YOUR GOAL
Reproduce verbatim the passage of the bare-metal arm64 article below, starting at "Flash memory starts" and ending at "0x4000_0000 to 0x4800_0000.".

EXCERPT
————

Writing and debugging bare metal arm64

PostIts: PostIt Notes are blog posts that do not aim to be complete or thorough, which often have a short half-life and where I'll assume way more prior knowledge than usual. They mostly exist to document an interesting fact, API or process that I encountered.

I learned a bit of arm64 (aarch64) and wanted to write it for the bare metal.

I wanted to understand, analyze and scrutinize the machine code WebAssembly runtimes like v8 or wasmtime emit on my MacBook Air M1. To that end I learned arm64 assembly (...a bit). My colleague Saúl Cabrera recommended "Programming with 64-Bit ARM Assembly Language" by Stephen Smith, and I can only echo that recommendation.

"Programming with 64-Bit ARM Assembly Language" by Stephen Smith, APress 2020

The book does a great job of teaching the instruction set, the optimization tricks as well as conventions and ABIs. However, it only makes you write programs against an operating system. I'd love to bootstrap my own BBC Microbit or Rasperry Pi. This PostIt documents my first couple steps in that direction.

Qemu

Because real hardware is annoyingly hard to bootstrap and debug, I am scoping this to a completely virtual platform. Qemu is my emulator of choice here as it can emulate a wide variety of processor architectures on a many different boards. For this, I'll use the virt system that, while it is completely imaginary, is sufficiently well documented. For the CPU I'll use an Cortex-A72, mostly because that's the CPU that's in the Rasperry Pi 400, which I eventually want to program this way.

The most important parts from the documentation are at the very end of the page:

Flash memory starts at address 0x0000_0000
RAM starts at 0x4000_0000
The DTB (more on that later) is at the start of RAM, i.e. 0x4000_0000

We will configure or instance to have 128MiB of RAM, so our usable memory address range will go from 0x4000_0000 to 0x4800_0000.

Test program

Without an operating system, you can't use good old printf debugging. There is nothing turns your string into pixels on the screen for you, we'd have to do that ourselves. That's a lot of work, so instead, we'll use the built-in capabilities that qemu offers to verify that our setup is working.

————

RECORD SET
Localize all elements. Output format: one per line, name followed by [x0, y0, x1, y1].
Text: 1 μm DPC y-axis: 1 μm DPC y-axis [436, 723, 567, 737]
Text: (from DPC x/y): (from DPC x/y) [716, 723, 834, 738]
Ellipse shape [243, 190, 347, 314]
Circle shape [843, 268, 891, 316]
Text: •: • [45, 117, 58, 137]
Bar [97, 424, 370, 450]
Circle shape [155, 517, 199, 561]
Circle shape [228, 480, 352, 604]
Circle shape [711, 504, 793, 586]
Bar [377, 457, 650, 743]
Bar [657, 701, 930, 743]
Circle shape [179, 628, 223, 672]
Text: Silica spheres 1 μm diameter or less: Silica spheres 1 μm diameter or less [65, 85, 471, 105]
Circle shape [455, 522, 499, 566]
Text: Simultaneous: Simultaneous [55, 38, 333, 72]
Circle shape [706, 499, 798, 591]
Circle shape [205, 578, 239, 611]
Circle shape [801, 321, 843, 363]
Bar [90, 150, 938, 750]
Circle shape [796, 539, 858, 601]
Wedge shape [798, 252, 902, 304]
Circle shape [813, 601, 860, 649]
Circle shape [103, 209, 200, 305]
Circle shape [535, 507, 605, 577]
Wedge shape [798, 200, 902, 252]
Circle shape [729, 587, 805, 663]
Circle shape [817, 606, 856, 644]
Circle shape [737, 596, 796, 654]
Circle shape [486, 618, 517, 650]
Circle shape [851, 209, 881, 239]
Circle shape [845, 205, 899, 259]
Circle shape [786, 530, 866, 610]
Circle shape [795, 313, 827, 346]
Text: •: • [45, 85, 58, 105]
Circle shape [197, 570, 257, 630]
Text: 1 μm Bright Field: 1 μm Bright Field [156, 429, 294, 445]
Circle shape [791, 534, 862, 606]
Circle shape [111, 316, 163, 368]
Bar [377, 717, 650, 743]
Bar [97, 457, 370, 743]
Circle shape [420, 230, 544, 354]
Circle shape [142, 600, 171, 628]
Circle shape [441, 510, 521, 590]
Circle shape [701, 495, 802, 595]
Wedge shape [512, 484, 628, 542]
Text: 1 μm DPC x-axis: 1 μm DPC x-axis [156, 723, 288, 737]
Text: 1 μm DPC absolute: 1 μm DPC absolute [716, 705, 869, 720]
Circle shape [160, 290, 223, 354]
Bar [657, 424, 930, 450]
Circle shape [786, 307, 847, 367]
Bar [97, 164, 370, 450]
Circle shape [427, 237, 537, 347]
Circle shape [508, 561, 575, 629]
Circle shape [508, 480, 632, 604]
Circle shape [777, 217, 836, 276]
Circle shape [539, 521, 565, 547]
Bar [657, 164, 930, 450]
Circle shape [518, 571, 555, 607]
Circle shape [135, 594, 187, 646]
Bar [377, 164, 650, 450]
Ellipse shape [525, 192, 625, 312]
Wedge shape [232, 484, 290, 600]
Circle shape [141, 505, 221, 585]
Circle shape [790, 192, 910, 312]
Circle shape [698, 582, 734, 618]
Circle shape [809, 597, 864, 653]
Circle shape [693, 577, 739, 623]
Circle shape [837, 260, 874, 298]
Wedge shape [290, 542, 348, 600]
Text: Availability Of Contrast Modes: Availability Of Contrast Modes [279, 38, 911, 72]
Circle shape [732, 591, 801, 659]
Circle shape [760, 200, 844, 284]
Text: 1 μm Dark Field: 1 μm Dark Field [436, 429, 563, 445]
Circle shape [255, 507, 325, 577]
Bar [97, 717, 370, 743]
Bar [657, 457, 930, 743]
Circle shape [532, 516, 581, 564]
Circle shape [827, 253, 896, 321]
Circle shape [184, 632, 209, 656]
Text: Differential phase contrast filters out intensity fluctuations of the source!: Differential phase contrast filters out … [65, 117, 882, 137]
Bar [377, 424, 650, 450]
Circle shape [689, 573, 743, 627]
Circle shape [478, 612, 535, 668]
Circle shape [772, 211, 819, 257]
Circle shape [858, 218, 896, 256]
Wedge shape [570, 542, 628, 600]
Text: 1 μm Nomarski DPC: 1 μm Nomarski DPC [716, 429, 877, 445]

————

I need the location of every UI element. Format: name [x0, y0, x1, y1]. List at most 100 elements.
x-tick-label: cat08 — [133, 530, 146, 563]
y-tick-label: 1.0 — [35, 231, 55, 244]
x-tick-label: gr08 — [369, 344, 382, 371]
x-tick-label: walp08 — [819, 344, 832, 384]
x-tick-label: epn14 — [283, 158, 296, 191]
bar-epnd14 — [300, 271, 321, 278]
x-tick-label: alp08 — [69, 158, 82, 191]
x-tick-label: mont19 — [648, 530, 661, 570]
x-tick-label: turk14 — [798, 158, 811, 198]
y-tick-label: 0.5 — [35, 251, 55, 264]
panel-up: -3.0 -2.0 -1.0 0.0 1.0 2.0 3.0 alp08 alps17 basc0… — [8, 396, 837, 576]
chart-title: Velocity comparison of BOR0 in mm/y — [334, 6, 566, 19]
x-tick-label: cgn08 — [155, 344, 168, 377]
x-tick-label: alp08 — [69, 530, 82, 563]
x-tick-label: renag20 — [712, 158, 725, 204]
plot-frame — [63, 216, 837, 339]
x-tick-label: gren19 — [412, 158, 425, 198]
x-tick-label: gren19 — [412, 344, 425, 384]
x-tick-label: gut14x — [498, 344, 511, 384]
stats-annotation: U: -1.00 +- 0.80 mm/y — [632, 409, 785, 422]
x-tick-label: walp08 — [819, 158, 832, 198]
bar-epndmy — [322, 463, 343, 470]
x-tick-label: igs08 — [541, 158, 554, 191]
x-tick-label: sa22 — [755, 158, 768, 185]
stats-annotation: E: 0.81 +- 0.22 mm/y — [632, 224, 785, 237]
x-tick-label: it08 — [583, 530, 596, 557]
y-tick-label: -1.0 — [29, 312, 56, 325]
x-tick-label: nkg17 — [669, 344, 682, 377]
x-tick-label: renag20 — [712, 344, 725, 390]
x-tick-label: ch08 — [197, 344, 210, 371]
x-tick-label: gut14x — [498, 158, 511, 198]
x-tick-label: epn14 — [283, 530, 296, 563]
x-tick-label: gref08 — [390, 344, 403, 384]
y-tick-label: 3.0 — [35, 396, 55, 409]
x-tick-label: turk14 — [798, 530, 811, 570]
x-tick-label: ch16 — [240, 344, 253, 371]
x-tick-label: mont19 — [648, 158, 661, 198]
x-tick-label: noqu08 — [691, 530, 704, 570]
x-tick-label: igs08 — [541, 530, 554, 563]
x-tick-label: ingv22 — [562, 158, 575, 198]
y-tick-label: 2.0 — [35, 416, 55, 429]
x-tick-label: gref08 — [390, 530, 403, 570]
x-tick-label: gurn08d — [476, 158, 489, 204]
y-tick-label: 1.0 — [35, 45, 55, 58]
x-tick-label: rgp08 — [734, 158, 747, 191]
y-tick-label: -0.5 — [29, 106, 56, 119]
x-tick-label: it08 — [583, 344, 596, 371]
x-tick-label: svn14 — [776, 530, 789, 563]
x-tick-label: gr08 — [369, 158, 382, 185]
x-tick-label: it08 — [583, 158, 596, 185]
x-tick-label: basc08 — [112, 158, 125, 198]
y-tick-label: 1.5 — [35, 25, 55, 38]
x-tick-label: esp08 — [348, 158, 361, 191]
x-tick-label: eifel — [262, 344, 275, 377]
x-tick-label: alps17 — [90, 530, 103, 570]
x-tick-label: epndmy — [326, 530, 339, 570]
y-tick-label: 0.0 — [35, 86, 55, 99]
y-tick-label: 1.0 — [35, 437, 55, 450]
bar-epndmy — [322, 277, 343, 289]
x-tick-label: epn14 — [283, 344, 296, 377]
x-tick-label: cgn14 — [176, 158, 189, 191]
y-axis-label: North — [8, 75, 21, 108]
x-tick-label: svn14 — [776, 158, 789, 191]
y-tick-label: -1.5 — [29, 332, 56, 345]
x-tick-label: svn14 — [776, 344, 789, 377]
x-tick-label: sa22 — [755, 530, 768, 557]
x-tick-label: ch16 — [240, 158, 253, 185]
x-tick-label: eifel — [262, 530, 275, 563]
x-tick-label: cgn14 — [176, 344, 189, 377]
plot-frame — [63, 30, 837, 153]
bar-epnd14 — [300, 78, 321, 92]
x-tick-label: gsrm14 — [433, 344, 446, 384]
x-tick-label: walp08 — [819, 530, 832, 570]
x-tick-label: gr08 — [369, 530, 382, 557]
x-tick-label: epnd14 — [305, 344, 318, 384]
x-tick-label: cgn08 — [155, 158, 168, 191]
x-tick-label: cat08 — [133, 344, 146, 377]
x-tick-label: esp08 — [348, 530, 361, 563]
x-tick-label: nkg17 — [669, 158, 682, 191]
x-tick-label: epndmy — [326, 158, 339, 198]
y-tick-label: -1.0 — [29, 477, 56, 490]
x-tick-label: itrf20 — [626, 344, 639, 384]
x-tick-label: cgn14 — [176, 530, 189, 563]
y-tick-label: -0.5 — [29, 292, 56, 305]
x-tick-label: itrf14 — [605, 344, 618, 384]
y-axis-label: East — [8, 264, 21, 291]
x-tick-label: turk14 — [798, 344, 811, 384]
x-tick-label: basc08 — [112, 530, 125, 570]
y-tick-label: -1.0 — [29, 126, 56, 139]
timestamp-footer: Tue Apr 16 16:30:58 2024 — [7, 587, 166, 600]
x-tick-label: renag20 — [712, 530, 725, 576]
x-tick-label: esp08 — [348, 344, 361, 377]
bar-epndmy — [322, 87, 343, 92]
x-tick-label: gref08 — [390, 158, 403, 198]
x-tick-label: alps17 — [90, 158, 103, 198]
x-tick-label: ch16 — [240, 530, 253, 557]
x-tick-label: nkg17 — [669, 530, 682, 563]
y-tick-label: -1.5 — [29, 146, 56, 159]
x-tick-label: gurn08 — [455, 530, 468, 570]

————

FINISHED TASK
Flash memory starts at address 0x0000_0000
RAM starts at 0x4000_0000
The DTB (more on that later) is at the start of RAM, i.e. 0x4000_0000

We will configure or instance to have 128MiB of RAM, so our usable memory address range will go from 0x4000_0000 to 0x4800_0000.